EXERCISE DIRECTIONS >>
Show all lines that include the string "sołeckie"; copy each one.
[BEGIN]
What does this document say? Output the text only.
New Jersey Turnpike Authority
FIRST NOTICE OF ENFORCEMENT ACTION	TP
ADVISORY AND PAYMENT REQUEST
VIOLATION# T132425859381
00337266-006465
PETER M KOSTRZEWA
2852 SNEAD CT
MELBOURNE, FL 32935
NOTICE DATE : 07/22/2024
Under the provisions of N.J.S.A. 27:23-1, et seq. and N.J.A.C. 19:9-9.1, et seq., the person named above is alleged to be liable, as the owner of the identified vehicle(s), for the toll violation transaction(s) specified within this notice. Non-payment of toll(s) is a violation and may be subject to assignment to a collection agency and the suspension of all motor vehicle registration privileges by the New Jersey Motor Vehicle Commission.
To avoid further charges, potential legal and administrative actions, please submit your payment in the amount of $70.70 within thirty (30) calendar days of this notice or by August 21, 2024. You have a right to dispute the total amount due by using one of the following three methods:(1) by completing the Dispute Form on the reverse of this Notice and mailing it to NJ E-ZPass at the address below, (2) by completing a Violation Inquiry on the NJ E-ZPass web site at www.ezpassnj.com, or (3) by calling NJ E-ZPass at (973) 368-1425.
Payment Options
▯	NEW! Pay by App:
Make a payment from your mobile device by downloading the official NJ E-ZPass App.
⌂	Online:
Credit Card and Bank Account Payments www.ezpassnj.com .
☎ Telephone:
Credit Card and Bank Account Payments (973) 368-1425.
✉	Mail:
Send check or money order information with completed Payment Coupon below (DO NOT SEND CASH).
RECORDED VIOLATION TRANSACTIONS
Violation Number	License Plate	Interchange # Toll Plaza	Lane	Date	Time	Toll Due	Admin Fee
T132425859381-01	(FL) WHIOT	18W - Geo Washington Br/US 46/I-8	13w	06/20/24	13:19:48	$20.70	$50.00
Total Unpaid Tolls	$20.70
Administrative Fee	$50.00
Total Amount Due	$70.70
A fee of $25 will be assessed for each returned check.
[END]
[BEGIN]
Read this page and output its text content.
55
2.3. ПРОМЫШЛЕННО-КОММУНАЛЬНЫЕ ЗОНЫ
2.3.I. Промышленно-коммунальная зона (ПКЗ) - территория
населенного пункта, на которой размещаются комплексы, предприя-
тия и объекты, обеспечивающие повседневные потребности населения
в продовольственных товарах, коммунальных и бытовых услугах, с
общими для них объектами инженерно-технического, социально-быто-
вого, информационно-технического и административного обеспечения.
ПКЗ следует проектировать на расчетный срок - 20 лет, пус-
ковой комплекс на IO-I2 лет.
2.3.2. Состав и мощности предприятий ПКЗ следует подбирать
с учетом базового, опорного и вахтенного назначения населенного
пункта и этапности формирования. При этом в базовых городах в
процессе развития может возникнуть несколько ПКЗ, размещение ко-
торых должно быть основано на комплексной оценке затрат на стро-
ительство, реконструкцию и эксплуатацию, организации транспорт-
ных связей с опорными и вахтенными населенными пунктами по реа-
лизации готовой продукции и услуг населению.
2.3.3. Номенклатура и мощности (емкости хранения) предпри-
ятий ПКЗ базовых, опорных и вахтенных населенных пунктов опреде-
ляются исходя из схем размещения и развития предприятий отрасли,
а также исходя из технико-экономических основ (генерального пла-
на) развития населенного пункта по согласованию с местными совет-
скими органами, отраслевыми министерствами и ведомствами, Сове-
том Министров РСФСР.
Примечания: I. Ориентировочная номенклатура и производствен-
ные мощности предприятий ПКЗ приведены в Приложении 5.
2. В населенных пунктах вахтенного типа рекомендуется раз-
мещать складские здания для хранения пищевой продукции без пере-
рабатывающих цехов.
[END]
[BEGIN]
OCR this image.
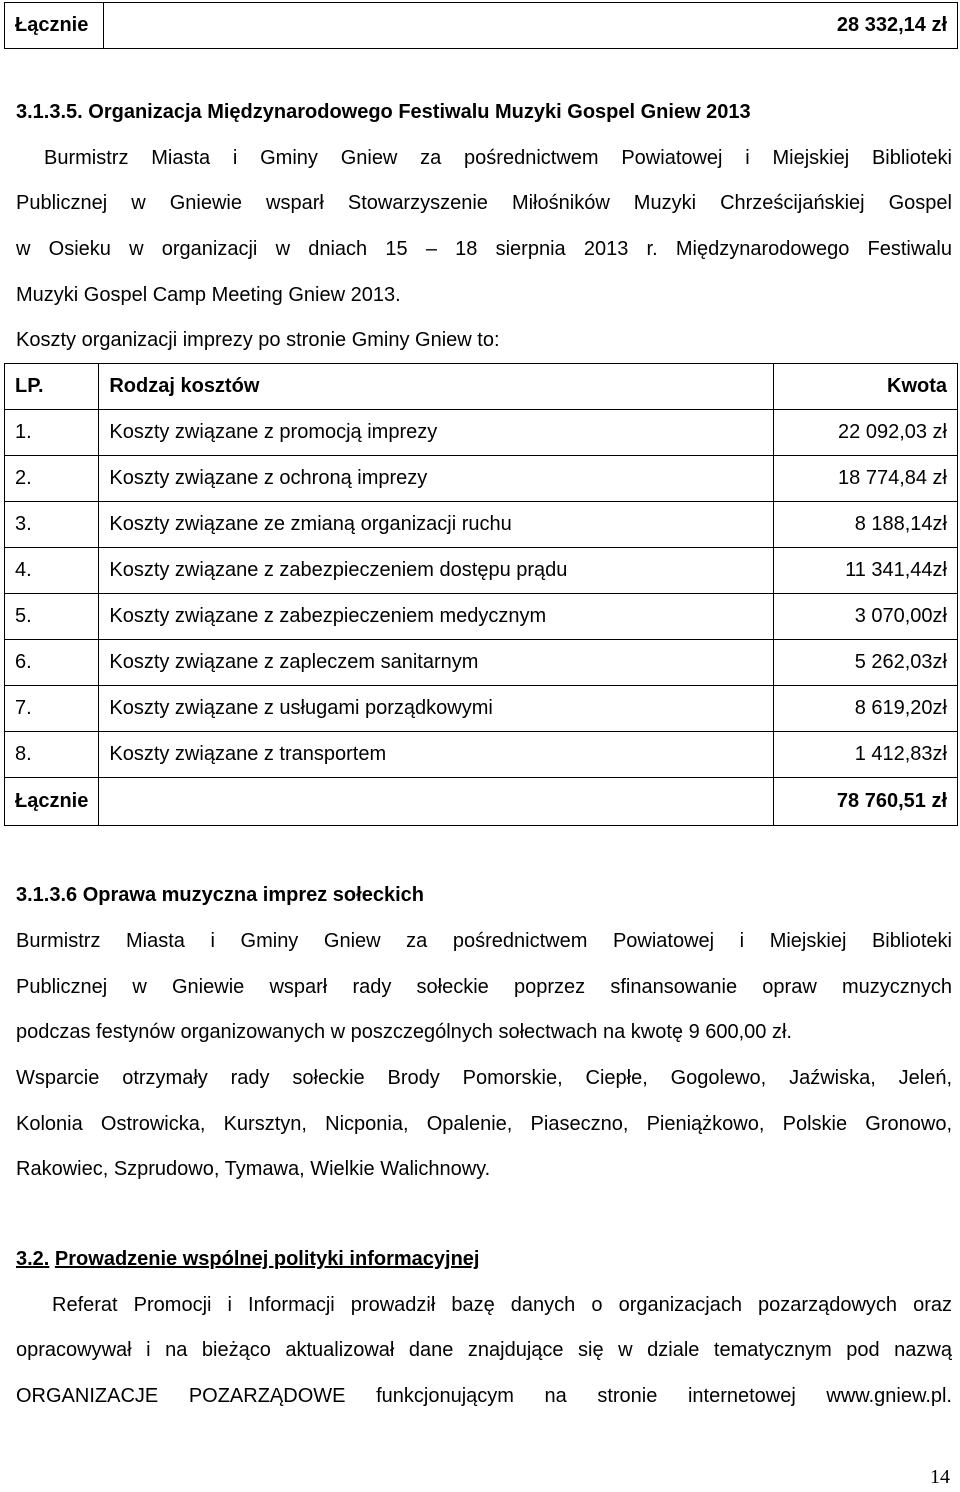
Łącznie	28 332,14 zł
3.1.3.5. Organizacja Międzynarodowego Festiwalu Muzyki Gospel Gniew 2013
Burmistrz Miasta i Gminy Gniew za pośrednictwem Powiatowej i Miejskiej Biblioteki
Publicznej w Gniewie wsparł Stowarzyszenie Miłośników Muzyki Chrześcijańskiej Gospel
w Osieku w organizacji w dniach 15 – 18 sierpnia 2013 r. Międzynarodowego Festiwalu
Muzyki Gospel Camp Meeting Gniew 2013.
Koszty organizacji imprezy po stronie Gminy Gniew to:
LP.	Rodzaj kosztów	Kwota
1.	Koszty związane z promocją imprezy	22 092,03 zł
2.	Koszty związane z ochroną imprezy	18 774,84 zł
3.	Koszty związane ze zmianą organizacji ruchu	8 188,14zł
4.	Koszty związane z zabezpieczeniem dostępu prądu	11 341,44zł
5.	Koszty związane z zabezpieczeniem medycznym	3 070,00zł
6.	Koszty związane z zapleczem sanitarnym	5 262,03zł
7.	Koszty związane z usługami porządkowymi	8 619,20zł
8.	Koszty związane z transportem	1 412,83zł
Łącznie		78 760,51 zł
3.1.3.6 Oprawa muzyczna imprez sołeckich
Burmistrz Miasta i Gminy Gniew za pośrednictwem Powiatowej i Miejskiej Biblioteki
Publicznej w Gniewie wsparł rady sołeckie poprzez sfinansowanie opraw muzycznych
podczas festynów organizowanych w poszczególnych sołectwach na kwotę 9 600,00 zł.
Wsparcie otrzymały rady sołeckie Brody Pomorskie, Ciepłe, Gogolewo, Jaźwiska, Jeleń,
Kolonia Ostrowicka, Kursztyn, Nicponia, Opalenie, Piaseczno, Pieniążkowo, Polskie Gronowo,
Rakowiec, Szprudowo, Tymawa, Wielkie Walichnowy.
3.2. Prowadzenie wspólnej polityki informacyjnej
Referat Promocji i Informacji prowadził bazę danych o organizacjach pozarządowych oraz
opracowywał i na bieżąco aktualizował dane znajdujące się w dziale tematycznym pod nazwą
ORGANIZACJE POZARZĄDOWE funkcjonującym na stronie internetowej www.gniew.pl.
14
[END]
COMPLETED EXERCISE >>
Publicznej w Gniewie wsparł rady sołeckie poprzez sfinansowanie opraw muzycznych
Wsparcie otrzymały rady sołeckie Brody Pomorskie, Ciepłe, Gogolewo, Jaźwiska, Jeleń,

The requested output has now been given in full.